• _WORK TO COMPLETE_
Will you output all of the data below exactly, omitting the images?

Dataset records
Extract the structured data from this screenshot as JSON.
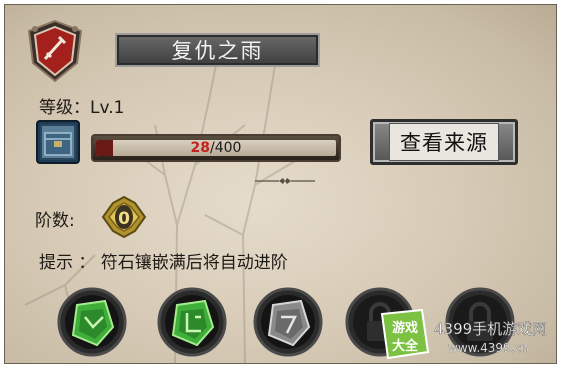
{
  "title": "复仇之雨",
  "level": {
    "label": "等级：Lv.1"
  },
  "progress": {
    "current": "28",
    "max": "/400",
    "fraction": 0.07
  },
  "source_button": {
    "label": "查看来源"
  },
  "stage": {
    "label": "阶数:",
    "value": "0"
  },
  "hint": {
    "text": "提示 ： 符石镶嵌满后将自动进阶"
  },
  "icons": {
    "badge": "sword-shield-icon",
    "pack": "rune-pack-icon",
    "divider": "ornament-divider-icon",
    "stage_badge": "stage-medal-icon"
  },
  "slots": [
    {
      "name": "green-rune-slot-1",
      "color": "#3fae3a",
      "state": "filled"
    },
    {
      "name": "green-rune-slot-2",
      "color": "#3fae3a",
      "state": "filled"
    },
    {
      "name": "grey-rune-slot",
      "color": "#8a8a8a",
      "state": "filled"
    },
    {
      "name": "locked-slot-1",
      "color": "#3a3a3a",
      "state": "locked"
    },
    {
      "name": "locked-slot-2",
      "color": "#3a3a3a",
      "state": "locked"
    }
  ],
  "watermark": {
    "logo_top": "游戏",
    "logo_bottom": "大全",
    "brand": "4399手机游戏网",
    "url": "www.4399.cn"
  },
  "colors": {
    "accent_red": "#c4221a",
    "panel_bg": "#d8ccb8",
    "watermark_green": "#7cc142"
  }
}
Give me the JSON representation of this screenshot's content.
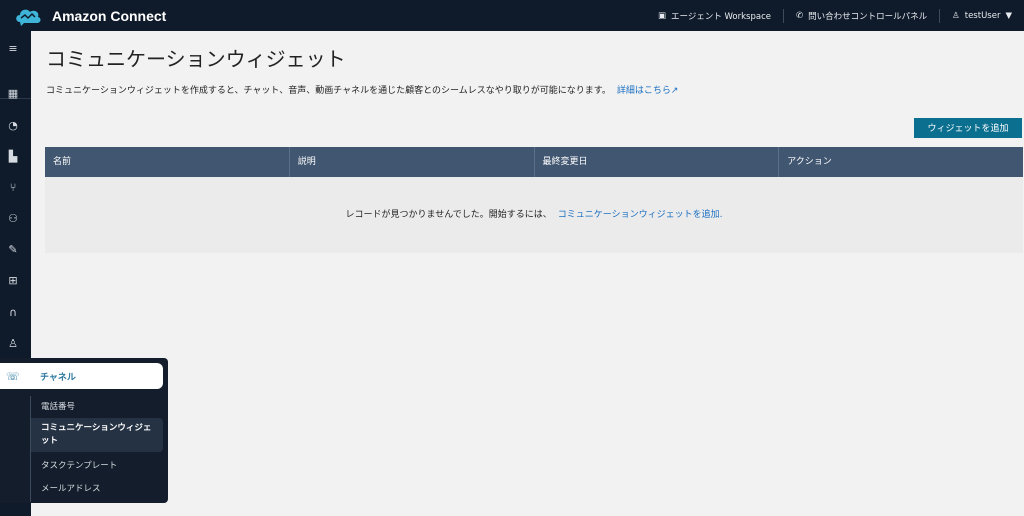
{
  "header": {
    "brand": "Amazon Connect",
    "agent_workspace": "エージェント Workspace",
    "contact_control_panel": "問い合わせコントロールパネル",
    "user": "testUser"
  },
  "sidebar": {
    "icons": [
      "menu-icon",
      "dashboard-icon",
      "clock-icon",
      "analytics-icon",
      "routing-icon",
      "users-icon",
      "rocket-icon",
      "integration-icon",
      "headset-icon",
      "person-icon"
    ]
  },
  "page": {
    "title": "コミュニケーションウィジェット",
    "description": "コミュニケーションウィジェットを作成すると、チャット、音声、動画チャネルを通じた顧客とのシームレスなやり取りが可能になります。",
    "learn_more": "詳細はこちら",
    "add_button": "ウィジェットを追加"
  },
  "table": {
    "columns": [
      "名前",
      "説明",
      "最終変更日",
      "アクション"
    ],
    "empty_text": "レコードが見つかりませんでした。開始するには、",
    "empty_link": "コミュニケーションウィジェットを追加."
  },
  "flyout": {
    "title": "チャネル",
    "items": [
      {
        "label": "電話番号"
      },
      {
        "label": "コミュニケーションウィジェット",
        "active": true
      },
      {
        "label": "タスクテンプレート"
      },
      {
        "label": "メールアドレス"
      }
    ]
  },
  "colors": {
    "topbar": "#0f1b2a",
    "primary_button": "#0b6f8f",
    "table_header": "#415670",
    "link": "#1a6fc2"
  }
}
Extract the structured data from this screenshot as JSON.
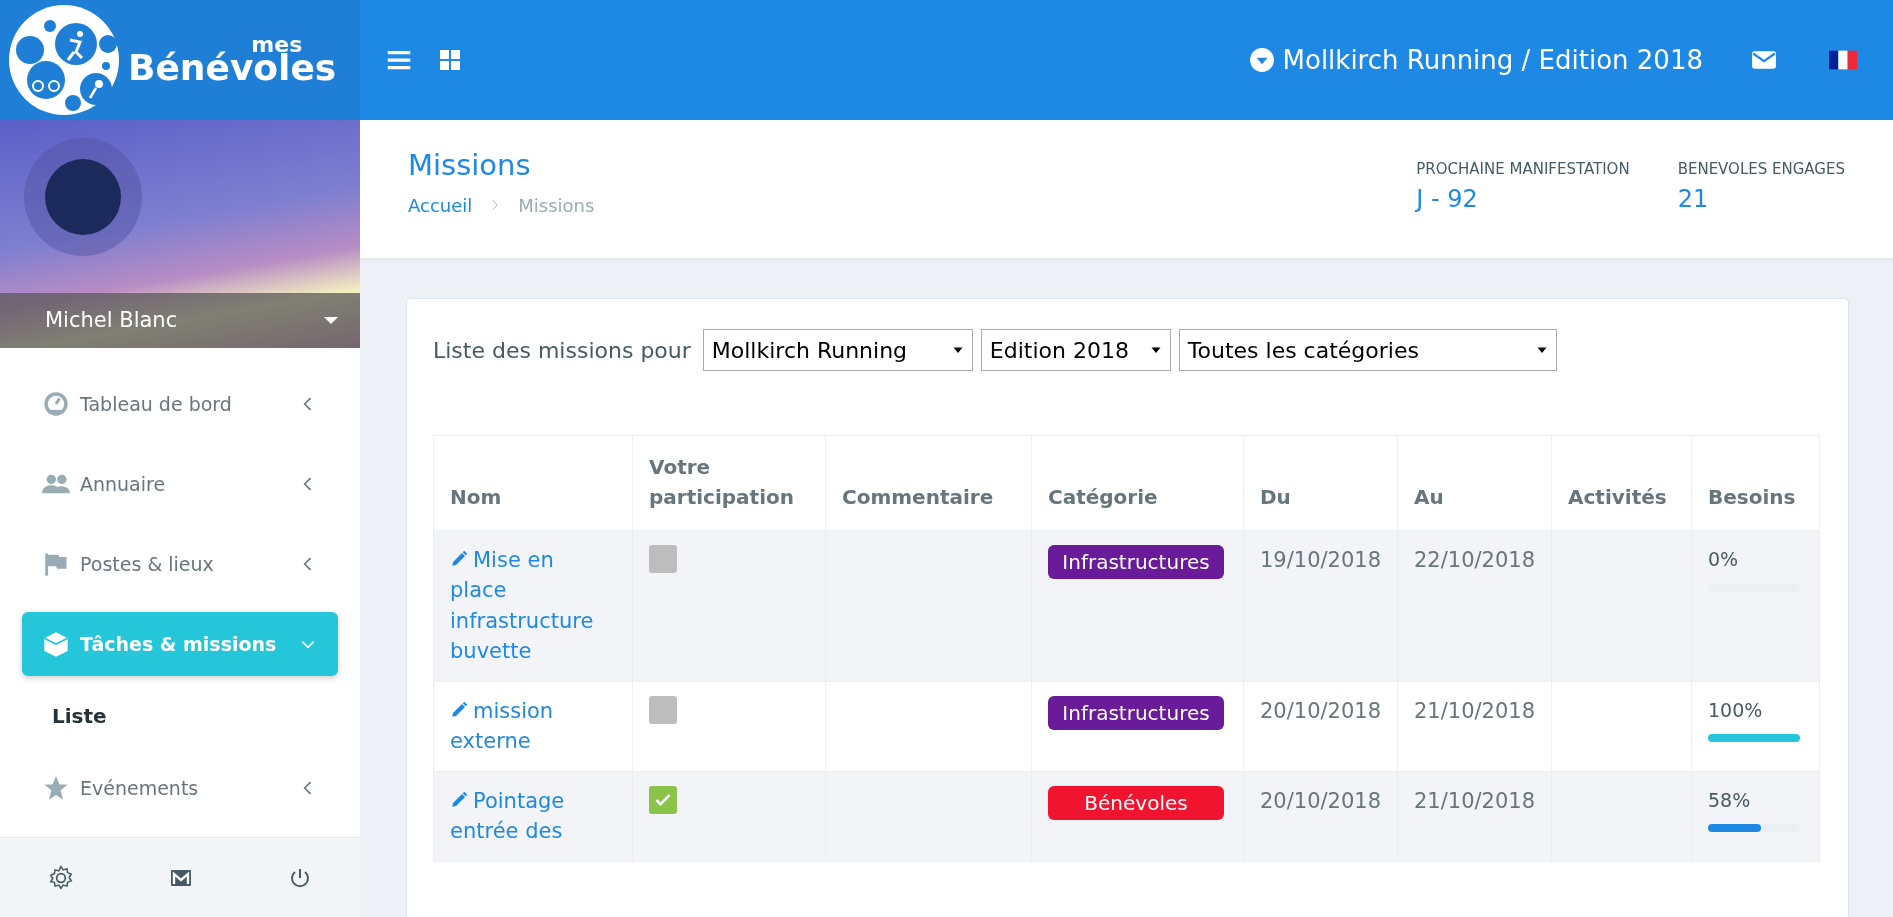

• _FINISHED ANSWER_
Extract the structured data from this screenshot as JSON.
{
  "title": "复仇之雨",
  "level": {
    "label": "等级：Lv.1"
  },
  "progress": {
    "current": "28",
    "max": "/400",
    "fraction": 0.07
  },
  "source_button": {
    "label": "查看来源"
  },
  "stage": {
    "label": "阶数:",
    "value": "0"
  },
  "hint": {
    "text": "提示 ： 符石镶嵌满后将自动进阶"
  },
  "icons": {
    "badge": "sword-shield-icon",
    "pack": "rune-pack-icon",
    "divider": "ornament-divider-icon",
    "stage_badge": "stage-medal-icon"
  },
  "slots": [
    {
      "name": "green-rune-slot-1",
      "color": "#3fae3a",
      "state": "filled"
    },
    {
      "name": "green-rune-slot-2",
      "color": "#3fae3a",
      "state": "filled"
    },
    {
      "name": "grey-rune-slot",
      "color": "#8a8a8a",
      "state": "filled"
    },
    {
      "name": "locked-slot-1",
      "color": "#3a3a3a",
      "state": "locked"
    },
    {
      "name": "locked-slot-2",
      "color": "#3a3a3a",
      "state": "locked"
    }
  ],
  "watermark": {
    "logo_top": "游戏",
    "logo_bottom": "大全",
    "brand": "4399手机游戏网",
    "url": "www.4399.cn"
  },
  "colors": {
    "accent_red": "#c4221a",
    "panel_bg": "#d8ccb8",
    "watermark_green": "#7cc142"
  }
}
Give me the JSON representation of this screenshot's content.
{
  "header": {
    "brand": "Amazon Connect",
    "agent_workspace": "エージェント Workspace",
    "contact_control_panel": "問い合わせコントロールパネル",
    "user": "testUser"
  },
  "sidebar": {
    "icons": [
      "menu-icon",
      "dashboard-icon",
      "clock-icon",
      "analytics-icon",
      "routing-icon",
      "users-icon",
      "rocket-icon",
      "integration-icon",
      "headset-icon",
      "person-icon"
    ]
  },
  "page": {
    "title": "コミュニケーションウィジェット",
    "description": "コミュニケーションウィジェットを作成すると、チャット、音声、動画チャネルを通じた顧客とのシームレスなやり取りが可能になります。",
    "learn_more": "詳細はこちら",
    "add_button": "ウィジェットを追加"
  },
  "table": {
    "columns": [
      "名前",
      "説明",
      "最終変更日",
      "アクション"
    ],
    "empty_text": "レコードが見つかりませんでした。開始するには、",
    "empty_link": "コミュニケーションウィジェットを追加."
  },
  "flyout": {
    "title": "チャネル",
    "items": [
      {
        "label": "電話番号"
      },
      {
        "label": "コミュニケーションウィジェット",
        "active": true
      },
      {
        "label": "タスクテンプレート"
      },
      {
        "label": "メールアドレス"
      }
    ]
  },
  "colors": {
    "topbar": "#0f1b2a",
    "primary_button": "#0b6f8f",
    "table_header": "#415670",
    "link": "#1a6fc2"
  }
}
Extract the structured data from this screenshot as JSON.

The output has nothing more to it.